Exercise task
Would you transcribe the whole listing exactly, minus its pictures?

Stored data entries

········

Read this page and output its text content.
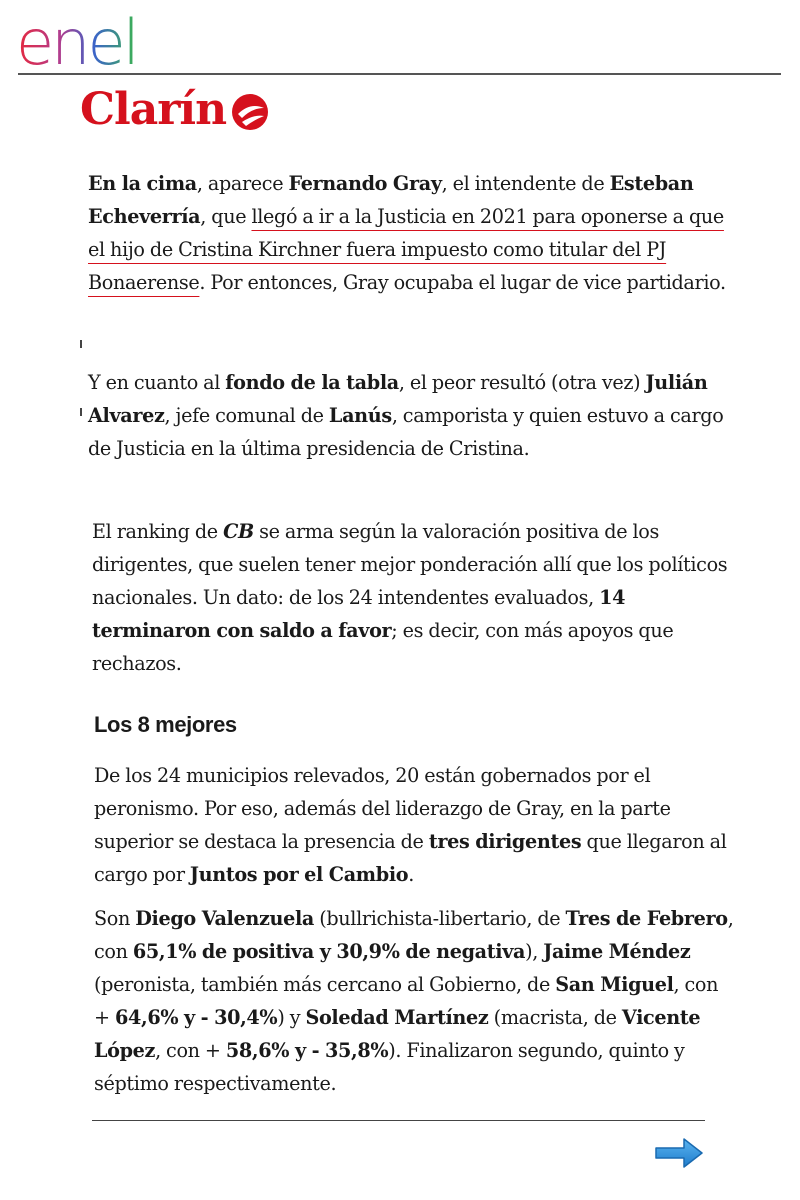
enel
Clarín

En la cima, aparece Fernando Gray, el intendente de Esteban Echeverría, que llegó a ir a la Justicia en 2021 para oponerse a que el hijo de Cristina Kirchner fuera impuesto como titular del PJ Bonaerense. Por entonces, Gray ocupaba el lugar de vice partidario.

Y en cuanto al fondo de la tabla, el peor resultó (otra vez) Julián Alvarez, jefe comunal de Lanús, camporista y quien estuvo a cargo de Justicia en la última presidencia de Cristina.

El ranking de CB se arma según la valoración positiva de los dirigentes, que suelen tener mejor ponderación allí que los políticos nacionales. Un dato: de los 24 intendentes evaluados, 14 terminaron con saldo a favor; es decir, con más apoyos que rechazos.

Los 8 mejores

De los 24 municipios relevados, 20 están gobernados por el peronismo. Por eso, además del liderazgo de Gray, en la parte superior se destaca la presencia de tres dirigentes que llegaron al cargo por Juntos por el Cambio.

Son Diego Valenzuela (bullrichista-libertario, de Tres de Febrero, con 65,1% de positiva y 30,9% de negativa), Jaime Méndez (peronista, también más cercano al Gobierno, de San Miguel, con + 64,6% y - 30,4%) y Soledad Martínez (macrista, de Vicente López, con + 58,6% y - 35,8%). Finalizaron segundo, quinto y séptimo respectivamente.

········

Response to this exercise
Read this page and output its text content.
enel
Clarín

En la cima, aparece Fernando Gray, el intendente de Esteban Echeverría, que llegó a ir a la Justicia en 2021 para oponerse a que el hijo de Cristina Kirchner fuera impuesto como titular del PJ Bonaerense. Por entonces, Gray ocupaba el lugar de vice partidario.

Y en cuanto al fondo de la tabla, el peor resultó (otra vez) Julián Alvarez, jefe comunal de Lanús, camporista y quien estuvo a cargo de Justicia en la última presidencia de Cristina.

El ranking de CB se arma según la valoración positiva de los dirigentes, que suelen tener mejor ponderación allí que los políticos nacionales. Un dato: de los 24 intendentes evaluados, 14 terminaron con saldo a favor; es decir, con más apoyos que rechazos.

Los 8 mejores

De los 24 municipios relevados, 20 están gobernados por el peronismo. Por eso, además del liderazgo de Gray, en la parte superior se destaca la presencia de tres dirigentes que llegaron al cargo por Juntos por el Cambio.

Son Diego Valenzuela (bullrichista-libertario, de Tres de Febrero, con 65,1% de positiva y 30,9% de negativa), Jaime Méndez (peronista, también más cercano al Gobierno, de San Miguel, con + 64,6% y - 30,4%) y Soledad Martínez (macrista, de Vicente López, con + 58,6% y - 35,8%). Finalizaron segundo, quinto y séptimo respectivamente.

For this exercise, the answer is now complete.